## Begin

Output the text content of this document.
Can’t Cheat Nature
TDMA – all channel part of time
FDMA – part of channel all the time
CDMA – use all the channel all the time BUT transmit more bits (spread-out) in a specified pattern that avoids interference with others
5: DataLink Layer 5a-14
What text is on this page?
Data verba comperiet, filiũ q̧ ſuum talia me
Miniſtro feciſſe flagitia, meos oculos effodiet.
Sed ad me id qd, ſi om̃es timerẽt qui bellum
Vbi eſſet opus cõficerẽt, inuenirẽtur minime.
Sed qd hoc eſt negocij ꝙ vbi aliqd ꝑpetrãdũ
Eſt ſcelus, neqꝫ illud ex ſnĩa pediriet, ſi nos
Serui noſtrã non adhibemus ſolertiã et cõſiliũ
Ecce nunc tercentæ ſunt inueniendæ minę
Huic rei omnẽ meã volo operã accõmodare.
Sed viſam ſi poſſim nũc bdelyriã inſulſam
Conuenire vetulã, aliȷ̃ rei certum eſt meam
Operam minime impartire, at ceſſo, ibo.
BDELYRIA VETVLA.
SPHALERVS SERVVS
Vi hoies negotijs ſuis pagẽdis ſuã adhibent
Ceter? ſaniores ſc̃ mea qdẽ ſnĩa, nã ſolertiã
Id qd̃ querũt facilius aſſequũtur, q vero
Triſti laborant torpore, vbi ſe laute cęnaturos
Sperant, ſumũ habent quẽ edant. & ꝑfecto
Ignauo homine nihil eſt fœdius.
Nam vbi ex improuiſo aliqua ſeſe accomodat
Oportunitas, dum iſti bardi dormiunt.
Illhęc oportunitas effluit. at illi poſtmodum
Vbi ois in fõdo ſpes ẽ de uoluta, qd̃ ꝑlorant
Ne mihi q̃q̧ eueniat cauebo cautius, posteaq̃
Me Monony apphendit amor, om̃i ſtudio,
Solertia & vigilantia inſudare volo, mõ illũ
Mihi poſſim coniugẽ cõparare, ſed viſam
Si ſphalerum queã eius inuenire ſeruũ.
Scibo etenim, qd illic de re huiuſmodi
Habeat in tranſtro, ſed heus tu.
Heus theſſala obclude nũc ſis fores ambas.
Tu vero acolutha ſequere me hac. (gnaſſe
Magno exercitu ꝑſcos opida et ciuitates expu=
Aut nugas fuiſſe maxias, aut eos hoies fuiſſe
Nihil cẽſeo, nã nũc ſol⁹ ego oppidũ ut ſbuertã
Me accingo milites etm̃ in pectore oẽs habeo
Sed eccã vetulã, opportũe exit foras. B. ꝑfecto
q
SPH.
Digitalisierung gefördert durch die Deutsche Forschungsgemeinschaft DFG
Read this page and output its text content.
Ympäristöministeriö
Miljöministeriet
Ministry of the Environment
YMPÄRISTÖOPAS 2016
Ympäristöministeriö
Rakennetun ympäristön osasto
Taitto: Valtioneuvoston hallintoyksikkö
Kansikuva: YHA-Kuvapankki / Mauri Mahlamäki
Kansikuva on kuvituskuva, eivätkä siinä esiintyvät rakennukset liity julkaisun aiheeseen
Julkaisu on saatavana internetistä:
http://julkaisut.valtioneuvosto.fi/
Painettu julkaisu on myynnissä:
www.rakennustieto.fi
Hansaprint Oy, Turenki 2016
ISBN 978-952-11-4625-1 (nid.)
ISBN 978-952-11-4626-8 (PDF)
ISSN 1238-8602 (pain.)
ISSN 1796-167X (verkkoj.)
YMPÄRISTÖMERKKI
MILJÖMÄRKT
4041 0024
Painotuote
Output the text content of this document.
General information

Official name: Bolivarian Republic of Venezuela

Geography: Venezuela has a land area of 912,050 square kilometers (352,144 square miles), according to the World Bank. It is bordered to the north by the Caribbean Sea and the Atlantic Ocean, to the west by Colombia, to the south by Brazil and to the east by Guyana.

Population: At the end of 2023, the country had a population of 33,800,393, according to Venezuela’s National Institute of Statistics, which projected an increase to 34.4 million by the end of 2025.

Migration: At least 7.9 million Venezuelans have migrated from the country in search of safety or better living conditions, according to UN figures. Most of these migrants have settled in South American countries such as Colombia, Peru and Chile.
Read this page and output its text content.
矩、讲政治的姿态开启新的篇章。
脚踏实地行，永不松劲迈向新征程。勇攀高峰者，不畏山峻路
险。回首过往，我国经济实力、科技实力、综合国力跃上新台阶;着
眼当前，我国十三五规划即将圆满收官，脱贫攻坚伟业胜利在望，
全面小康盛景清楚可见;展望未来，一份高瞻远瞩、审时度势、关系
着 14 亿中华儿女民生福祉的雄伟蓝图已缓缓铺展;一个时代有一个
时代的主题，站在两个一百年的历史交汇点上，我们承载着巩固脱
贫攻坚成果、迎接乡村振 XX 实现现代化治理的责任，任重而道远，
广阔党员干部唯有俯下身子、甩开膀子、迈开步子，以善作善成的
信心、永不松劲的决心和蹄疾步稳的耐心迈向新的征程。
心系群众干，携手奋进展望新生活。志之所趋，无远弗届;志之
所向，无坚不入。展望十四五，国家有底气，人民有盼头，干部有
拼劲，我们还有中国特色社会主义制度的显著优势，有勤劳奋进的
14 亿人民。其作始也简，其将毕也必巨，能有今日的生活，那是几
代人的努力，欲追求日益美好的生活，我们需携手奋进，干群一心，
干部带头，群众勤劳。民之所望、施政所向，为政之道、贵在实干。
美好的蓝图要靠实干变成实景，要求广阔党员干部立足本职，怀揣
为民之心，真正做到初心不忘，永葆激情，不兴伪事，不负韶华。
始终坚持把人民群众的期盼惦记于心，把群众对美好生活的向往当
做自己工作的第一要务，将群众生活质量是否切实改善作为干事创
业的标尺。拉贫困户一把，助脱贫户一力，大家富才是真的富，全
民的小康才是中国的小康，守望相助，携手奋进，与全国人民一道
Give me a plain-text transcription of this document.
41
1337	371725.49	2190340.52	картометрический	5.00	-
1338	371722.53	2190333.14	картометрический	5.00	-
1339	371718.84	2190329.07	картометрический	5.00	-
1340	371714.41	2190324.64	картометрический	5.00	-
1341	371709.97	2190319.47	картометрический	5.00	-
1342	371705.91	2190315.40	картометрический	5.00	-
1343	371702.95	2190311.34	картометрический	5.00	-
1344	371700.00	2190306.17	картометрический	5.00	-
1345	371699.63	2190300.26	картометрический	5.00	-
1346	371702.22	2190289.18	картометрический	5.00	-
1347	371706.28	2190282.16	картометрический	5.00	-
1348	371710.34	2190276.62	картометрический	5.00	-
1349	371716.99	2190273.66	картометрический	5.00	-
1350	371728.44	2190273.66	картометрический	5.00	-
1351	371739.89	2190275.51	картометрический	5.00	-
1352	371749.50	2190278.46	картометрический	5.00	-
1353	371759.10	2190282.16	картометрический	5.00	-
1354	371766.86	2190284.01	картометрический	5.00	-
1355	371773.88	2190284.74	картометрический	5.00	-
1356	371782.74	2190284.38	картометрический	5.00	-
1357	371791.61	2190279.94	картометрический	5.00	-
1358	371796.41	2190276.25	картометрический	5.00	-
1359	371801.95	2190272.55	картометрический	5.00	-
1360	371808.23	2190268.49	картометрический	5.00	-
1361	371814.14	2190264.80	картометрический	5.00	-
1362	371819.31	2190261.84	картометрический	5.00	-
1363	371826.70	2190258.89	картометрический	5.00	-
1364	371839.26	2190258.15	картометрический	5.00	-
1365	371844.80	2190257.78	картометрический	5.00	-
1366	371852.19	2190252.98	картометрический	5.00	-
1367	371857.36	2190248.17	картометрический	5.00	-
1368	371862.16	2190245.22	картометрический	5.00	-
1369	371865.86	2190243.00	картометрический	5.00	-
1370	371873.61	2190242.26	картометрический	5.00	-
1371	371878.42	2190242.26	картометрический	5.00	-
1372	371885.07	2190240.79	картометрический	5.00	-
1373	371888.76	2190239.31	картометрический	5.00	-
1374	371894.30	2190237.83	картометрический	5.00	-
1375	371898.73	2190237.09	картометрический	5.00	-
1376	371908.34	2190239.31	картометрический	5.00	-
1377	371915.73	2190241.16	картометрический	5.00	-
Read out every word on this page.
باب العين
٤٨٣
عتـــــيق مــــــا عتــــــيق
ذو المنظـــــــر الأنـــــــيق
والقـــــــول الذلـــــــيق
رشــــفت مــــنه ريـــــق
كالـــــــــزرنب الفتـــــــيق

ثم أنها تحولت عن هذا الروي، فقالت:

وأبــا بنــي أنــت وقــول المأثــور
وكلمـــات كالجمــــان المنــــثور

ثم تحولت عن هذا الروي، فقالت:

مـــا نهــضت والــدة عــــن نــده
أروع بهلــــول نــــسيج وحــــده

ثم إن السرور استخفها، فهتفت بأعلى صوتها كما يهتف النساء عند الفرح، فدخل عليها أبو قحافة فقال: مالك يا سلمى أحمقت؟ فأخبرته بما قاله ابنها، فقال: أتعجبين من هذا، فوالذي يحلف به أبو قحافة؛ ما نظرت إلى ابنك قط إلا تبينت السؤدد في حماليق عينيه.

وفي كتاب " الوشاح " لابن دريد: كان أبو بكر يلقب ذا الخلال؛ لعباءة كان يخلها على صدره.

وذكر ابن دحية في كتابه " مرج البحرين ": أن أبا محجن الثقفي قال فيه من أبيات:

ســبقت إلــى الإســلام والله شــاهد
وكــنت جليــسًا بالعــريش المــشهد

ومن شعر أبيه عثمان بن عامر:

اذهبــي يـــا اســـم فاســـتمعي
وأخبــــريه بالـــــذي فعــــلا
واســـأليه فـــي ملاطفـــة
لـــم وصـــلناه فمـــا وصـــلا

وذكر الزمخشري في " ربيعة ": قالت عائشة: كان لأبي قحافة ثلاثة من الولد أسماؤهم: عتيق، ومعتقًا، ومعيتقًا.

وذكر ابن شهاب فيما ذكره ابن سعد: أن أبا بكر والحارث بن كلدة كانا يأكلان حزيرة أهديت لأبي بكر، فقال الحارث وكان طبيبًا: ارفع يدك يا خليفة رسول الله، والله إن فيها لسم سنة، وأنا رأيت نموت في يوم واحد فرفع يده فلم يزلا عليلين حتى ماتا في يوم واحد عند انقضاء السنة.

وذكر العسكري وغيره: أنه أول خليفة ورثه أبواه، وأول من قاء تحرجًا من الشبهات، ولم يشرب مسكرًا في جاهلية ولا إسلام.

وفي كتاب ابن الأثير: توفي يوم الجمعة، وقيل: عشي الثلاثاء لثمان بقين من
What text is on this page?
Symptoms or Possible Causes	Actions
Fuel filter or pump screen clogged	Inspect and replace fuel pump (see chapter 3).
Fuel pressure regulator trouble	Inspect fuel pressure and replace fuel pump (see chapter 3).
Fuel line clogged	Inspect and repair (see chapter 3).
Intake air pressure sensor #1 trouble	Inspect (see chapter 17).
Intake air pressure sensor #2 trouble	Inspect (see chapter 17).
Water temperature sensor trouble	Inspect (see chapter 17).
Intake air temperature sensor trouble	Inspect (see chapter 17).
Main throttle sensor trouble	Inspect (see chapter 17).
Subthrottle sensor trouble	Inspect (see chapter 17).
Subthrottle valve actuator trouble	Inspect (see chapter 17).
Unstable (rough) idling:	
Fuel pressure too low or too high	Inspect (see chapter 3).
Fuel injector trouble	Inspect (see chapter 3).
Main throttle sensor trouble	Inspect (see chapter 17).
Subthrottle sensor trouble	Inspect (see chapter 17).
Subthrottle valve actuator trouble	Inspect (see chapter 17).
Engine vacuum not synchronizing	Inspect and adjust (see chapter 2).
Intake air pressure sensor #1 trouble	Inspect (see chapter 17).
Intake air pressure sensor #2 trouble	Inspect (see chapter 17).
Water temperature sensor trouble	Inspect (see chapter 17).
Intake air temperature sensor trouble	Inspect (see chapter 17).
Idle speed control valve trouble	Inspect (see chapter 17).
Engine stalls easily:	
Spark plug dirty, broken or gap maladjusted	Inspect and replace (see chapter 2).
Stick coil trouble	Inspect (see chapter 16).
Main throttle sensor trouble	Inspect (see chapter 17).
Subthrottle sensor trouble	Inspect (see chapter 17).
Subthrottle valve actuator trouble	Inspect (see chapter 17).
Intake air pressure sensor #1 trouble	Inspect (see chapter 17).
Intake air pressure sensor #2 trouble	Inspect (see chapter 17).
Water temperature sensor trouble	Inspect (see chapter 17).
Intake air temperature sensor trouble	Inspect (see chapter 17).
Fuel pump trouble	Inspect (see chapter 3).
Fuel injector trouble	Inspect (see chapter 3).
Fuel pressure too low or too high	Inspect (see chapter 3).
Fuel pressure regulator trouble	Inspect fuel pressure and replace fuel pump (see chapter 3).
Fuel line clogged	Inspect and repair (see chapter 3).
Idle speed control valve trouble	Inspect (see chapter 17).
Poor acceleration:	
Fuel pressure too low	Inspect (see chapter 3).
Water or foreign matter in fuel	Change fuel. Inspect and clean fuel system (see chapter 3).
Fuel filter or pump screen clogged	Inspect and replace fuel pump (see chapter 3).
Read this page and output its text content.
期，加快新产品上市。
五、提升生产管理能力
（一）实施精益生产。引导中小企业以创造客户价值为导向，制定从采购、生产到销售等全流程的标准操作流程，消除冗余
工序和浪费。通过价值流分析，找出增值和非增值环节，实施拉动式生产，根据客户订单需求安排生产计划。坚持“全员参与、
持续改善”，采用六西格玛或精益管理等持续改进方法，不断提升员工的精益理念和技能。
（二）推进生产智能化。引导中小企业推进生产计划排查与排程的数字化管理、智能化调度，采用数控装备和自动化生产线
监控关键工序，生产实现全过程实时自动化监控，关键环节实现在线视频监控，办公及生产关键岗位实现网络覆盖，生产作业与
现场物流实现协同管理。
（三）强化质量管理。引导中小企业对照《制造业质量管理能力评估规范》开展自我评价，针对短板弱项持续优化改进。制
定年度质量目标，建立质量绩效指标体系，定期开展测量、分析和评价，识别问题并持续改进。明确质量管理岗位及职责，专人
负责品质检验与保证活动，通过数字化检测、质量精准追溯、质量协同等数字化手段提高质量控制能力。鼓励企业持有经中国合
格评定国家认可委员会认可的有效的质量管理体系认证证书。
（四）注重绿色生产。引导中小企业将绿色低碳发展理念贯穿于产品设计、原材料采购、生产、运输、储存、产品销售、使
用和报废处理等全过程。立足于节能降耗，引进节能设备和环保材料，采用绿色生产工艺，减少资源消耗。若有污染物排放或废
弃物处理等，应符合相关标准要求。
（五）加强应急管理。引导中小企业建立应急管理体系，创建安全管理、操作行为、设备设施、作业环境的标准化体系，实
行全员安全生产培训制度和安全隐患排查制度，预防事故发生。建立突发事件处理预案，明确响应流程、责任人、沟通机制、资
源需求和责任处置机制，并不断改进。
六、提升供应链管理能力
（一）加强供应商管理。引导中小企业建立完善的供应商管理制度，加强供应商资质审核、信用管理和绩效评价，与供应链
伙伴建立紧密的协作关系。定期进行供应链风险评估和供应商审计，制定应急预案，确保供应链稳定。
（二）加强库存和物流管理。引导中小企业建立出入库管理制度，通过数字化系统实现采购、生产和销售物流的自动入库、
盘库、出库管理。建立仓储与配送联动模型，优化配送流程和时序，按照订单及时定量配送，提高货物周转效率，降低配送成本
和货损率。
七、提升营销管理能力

## End

WHAT TO DO – Every line containing the string "ISBN" must be listed.

EXERCISE SOLUTION –
ISBN 978-952-11-4625-1 (nid.)
ISBN 978-952-11-4626-8 (PDF)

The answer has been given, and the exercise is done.